[Exercise] Return all of the data exactly, with nothing left out but the pictures.

[Extracted data]
>>>>
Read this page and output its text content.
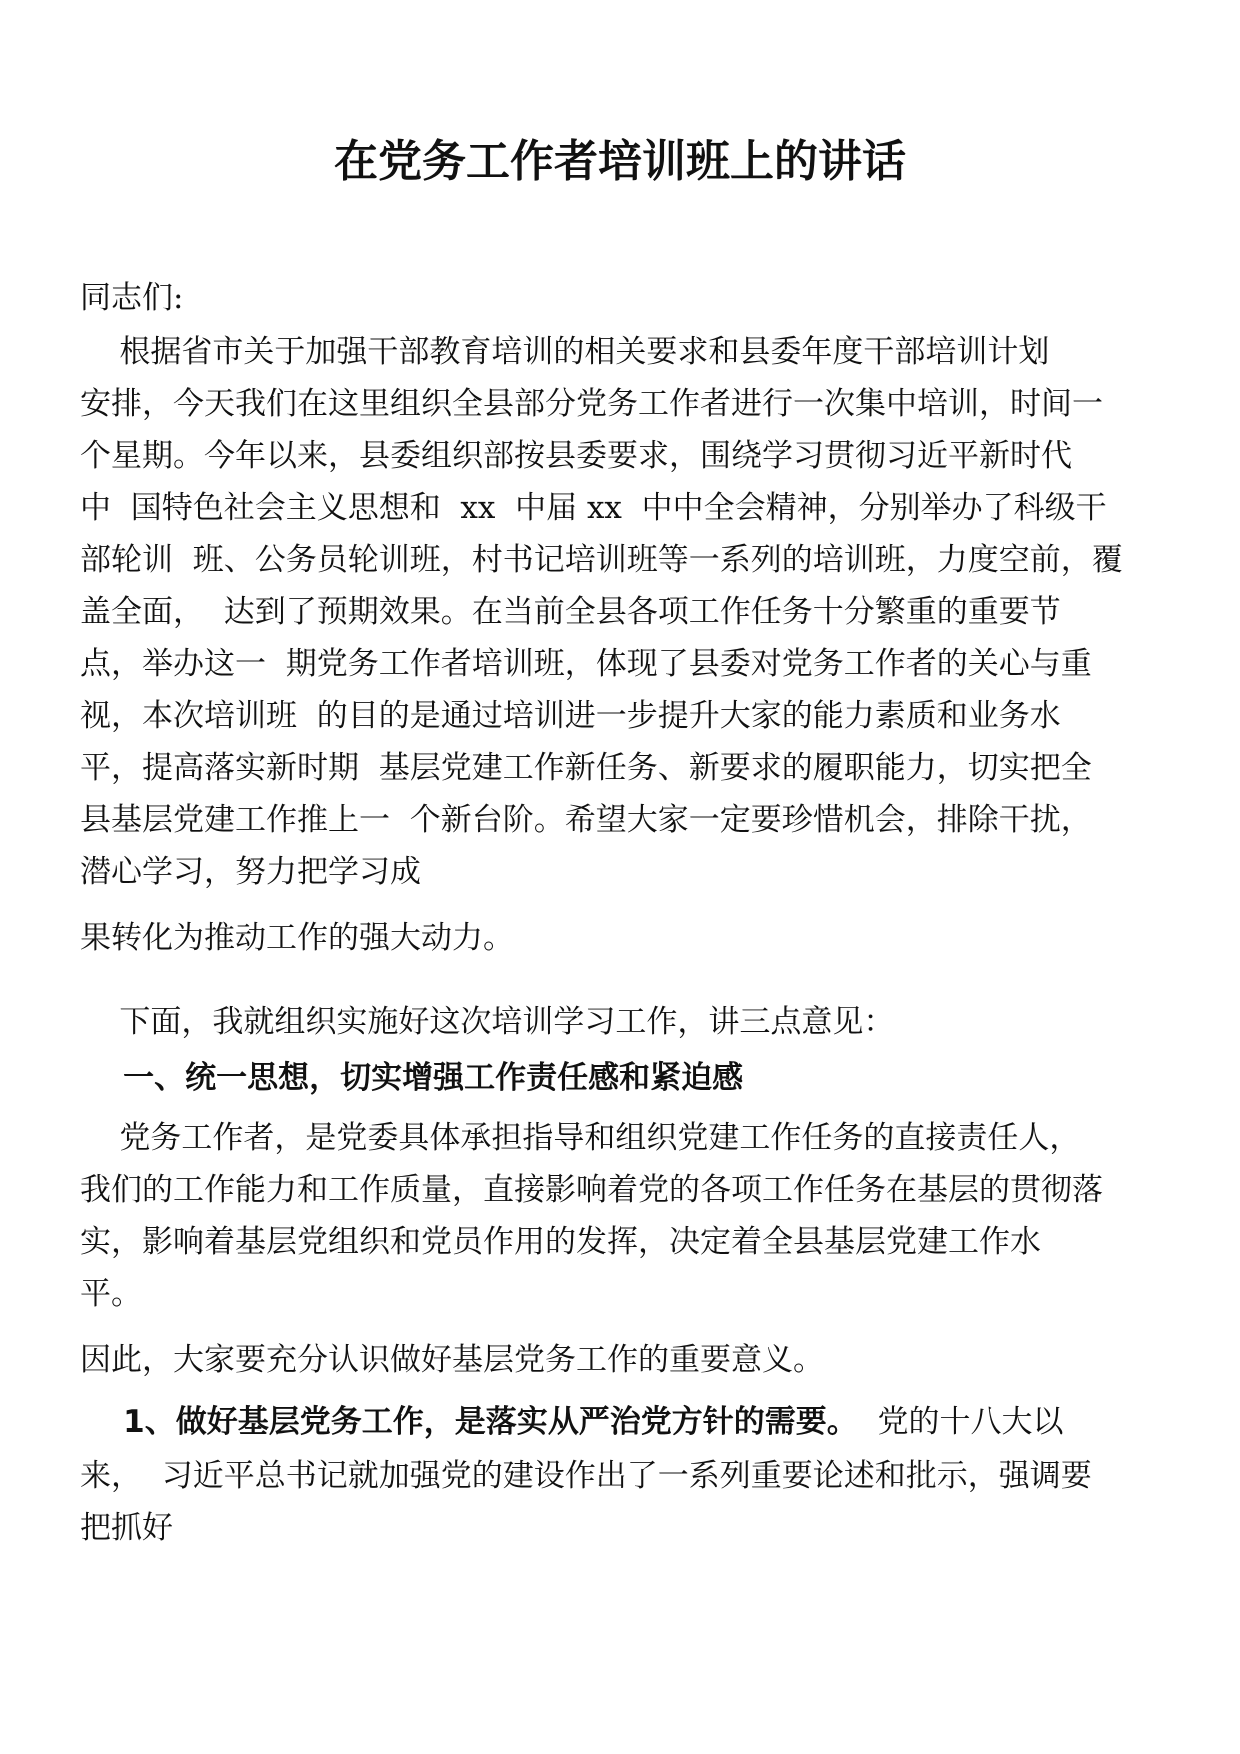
在党务工作者培训班上的讲话
同志们:
根据省市关于加强干部教育培训的相关要求和县委年度干部培训计划
安排，今天我们在这里组织全县部分党务工作者进行一次集中培训，时间一
个星期。今年以来，县委组织部按县委要求，围绕学习贯彻习近平新时代
中  国特色社会主义思想和  xx  中届 xx  中中全会精神，分别举办了科级干
部轮训  班、公务员轮训班，村书记培训班等一系列的培训班，力度空前，覆
盖全面，  达到了预期效果。在当前全县各项工作任务十分繁重的重要节
点，举办这一  期党务工作者培训班，体现了县委对党务工作者的关心与重
视，本次培训班  的目的是通过培训进一步提升大家的能力素质和业务水
平，提高落实新时期  基层党建工作新任务、新要求的履职能力，切实把全
县基层党建工作推上一  个新台阶。希望大家一定要珍惜机会，排除干扰，
潜心学习，努力把学习成
果转化为推动工作的强大动力。
下面，我就组织实施好这次培训学习工作，讲三点意见：
一、统一思想，切实增强工作责任感和紧迫感
党务工作者，是党委具体承担指导和组织党建工作任务的直接责任人，
我们的工作能力和工作质量，直接影响着党的各项工作任务在基层的贯彻落
实，影响着基层党组织和党员作用的发挥，决定着全县基层党建工作水
平。
因此，大家要充分认识做好基层党务工作的重要意义。
1、做好基层党务工作，是落实从严治党方针的需要。  党的十八大以
来，  习近平总书记就加强党的建设作出了一系列重要论述和批示，强调要
把抓好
<<<<
[Complete output]
Read this page and output its text content.
在党务工作者培训班上的讲话
同志们:
根据省市关于加强干部教育培训的相关要求和县委年度干部培训计划
安排，今天我们在这里组织全县部分党务工作者进行一次集中培训，时间一
个星期。今年以来，县委组织部按县委要求，围绕学习贯彻习近平新时代
中  国特色社会主义思想和  xx  中届 xx  中中全会精神，分别举办了科级干
部轮训  班、公务员轮训班，村书记培训班等一系列的培训班，力度空前，覆
盖全面，  达到了预期效果。在当前全县各项工作任务十分繁重的重要节
点，举办这一  期党务工作者培训班，体现了县委对党务工作者的关心与重
视，本次培训班  的目的是通过培训进一步提升大家的能力素质和业务水
平，提高落实新时期  基层党建工作新任务、新要求的履职能力，切实把全
县基层党建工作推上一  个新台阶。希望大家一定要珍惜机会，排除干扰，
潜心学习，努力把学习成
果转化为推动工作的强大动力。
下面，我就组织实施好这次培训学习工作，讲三点意见：
一、统一思想，切实增强工作责任感和紧迫感
党务工作者，是党委具体承担指导和组织党建工作任务的直接责任人，
我们的工作能力和工作质量，直接影响着党的各项工作任务在基层的贯彻落
实，影响着基层党组织和党员作用的发挥，决定着全县基层党建工作水
平。
因此，大家要充分认识做好基层党务工作的重要意义。
1、做好基层党务工作，是落实从严治党方针的需要。  党的十八大以
来，  习近平总书记就加强党的建设作出了一系列重要论述和批示，强调要
把抓好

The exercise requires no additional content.